TASK
Do any lines in the data below contain "this"? If so, copy every one of them.

RECORD EXTRACTS
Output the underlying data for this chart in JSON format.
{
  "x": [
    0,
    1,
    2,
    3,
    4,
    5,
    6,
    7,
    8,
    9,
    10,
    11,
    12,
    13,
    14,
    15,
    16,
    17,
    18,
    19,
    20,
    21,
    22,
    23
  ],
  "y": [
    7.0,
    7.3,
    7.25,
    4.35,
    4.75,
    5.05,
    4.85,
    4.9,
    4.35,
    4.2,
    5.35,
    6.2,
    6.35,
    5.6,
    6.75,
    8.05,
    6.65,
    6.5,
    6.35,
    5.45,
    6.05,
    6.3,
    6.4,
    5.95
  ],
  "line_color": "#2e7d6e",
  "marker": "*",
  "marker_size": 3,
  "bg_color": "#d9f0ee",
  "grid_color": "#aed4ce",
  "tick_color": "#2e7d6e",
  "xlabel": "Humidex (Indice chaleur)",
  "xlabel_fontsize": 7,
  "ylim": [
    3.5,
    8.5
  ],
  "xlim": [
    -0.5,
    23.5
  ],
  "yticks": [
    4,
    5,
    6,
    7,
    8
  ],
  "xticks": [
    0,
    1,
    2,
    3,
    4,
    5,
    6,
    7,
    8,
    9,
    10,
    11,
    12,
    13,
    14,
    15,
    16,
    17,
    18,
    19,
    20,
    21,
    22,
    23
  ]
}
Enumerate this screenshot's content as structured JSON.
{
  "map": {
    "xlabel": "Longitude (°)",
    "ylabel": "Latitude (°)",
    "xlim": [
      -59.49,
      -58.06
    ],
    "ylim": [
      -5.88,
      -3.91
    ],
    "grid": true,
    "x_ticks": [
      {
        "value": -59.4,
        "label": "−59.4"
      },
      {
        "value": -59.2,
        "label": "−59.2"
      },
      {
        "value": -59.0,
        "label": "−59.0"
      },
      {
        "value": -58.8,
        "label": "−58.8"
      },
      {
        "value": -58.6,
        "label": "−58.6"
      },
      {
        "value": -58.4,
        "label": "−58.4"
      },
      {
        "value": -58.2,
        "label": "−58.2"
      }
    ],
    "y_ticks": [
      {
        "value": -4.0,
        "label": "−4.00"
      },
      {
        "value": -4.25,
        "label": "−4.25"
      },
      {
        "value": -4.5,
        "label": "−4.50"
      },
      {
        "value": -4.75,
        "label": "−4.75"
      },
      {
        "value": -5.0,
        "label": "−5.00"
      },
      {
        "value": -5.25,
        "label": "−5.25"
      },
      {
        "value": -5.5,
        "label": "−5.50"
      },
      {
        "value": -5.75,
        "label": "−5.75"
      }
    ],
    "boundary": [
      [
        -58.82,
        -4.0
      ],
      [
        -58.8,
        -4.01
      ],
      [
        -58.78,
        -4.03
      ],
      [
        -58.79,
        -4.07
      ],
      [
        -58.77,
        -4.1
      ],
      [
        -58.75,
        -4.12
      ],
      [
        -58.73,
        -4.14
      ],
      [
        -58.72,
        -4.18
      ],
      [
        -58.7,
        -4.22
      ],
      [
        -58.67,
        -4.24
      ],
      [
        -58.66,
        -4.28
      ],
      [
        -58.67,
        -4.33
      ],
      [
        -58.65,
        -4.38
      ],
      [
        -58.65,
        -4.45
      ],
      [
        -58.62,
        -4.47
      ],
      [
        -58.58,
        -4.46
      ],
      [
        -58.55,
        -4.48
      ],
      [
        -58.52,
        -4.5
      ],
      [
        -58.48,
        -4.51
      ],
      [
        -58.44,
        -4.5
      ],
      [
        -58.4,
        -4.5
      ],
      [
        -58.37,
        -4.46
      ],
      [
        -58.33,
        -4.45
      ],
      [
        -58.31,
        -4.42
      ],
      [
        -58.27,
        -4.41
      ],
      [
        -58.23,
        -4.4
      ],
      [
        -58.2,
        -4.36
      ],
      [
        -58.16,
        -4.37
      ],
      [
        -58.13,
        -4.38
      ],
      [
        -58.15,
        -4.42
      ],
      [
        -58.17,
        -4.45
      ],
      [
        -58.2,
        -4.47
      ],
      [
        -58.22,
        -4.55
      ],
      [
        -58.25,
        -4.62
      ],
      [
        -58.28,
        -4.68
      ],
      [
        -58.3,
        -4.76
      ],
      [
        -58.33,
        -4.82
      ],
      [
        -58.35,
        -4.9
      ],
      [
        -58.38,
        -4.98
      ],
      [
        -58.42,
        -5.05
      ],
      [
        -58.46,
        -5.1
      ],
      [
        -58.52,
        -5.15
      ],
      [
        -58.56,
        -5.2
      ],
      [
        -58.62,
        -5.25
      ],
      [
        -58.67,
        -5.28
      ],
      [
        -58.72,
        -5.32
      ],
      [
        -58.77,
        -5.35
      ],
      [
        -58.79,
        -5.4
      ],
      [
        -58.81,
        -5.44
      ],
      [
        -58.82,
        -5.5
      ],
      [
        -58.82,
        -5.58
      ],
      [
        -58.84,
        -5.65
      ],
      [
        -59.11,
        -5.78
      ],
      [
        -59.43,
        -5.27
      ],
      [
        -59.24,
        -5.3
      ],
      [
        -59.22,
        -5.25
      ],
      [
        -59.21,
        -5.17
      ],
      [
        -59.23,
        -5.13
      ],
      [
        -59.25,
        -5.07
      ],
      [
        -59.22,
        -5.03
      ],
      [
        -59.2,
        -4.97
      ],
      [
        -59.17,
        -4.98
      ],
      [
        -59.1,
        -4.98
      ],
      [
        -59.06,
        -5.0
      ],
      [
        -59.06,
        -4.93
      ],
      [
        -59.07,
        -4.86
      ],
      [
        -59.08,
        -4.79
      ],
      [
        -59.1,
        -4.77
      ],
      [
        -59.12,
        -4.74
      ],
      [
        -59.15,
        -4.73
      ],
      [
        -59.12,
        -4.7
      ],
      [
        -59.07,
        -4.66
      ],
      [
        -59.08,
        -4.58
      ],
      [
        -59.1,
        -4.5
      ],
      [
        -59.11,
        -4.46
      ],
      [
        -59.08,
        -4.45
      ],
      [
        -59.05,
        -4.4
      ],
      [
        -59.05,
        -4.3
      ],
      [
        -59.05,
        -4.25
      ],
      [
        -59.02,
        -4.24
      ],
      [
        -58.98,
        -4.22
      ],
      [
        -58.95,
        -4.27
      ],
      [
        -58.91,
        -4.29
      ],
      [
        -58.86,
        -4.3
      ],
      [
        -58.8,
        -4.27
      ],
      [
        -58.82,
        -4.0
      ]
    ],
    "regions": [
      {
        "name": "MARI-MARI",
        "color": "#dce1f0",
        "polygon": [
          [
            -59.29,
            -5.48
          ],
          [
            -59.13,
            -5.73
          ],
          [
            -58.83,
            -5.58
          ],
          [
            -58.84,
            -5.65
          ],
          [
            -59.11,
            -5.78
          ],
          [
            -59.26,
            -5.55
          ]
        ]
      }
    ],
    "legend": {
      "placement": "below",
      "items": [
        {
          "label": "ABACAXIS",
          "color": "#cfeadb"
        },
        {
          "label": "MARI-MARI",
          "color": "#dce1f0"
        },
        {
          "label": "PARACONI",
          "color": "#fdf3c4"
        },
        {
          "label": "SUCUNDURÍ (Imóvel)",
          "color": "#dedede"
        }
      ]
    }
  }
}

ANSWER TO THE TASK
Output the underlying data for this chart in JSON format.
Enumerate this screenshot's content as structured JSON.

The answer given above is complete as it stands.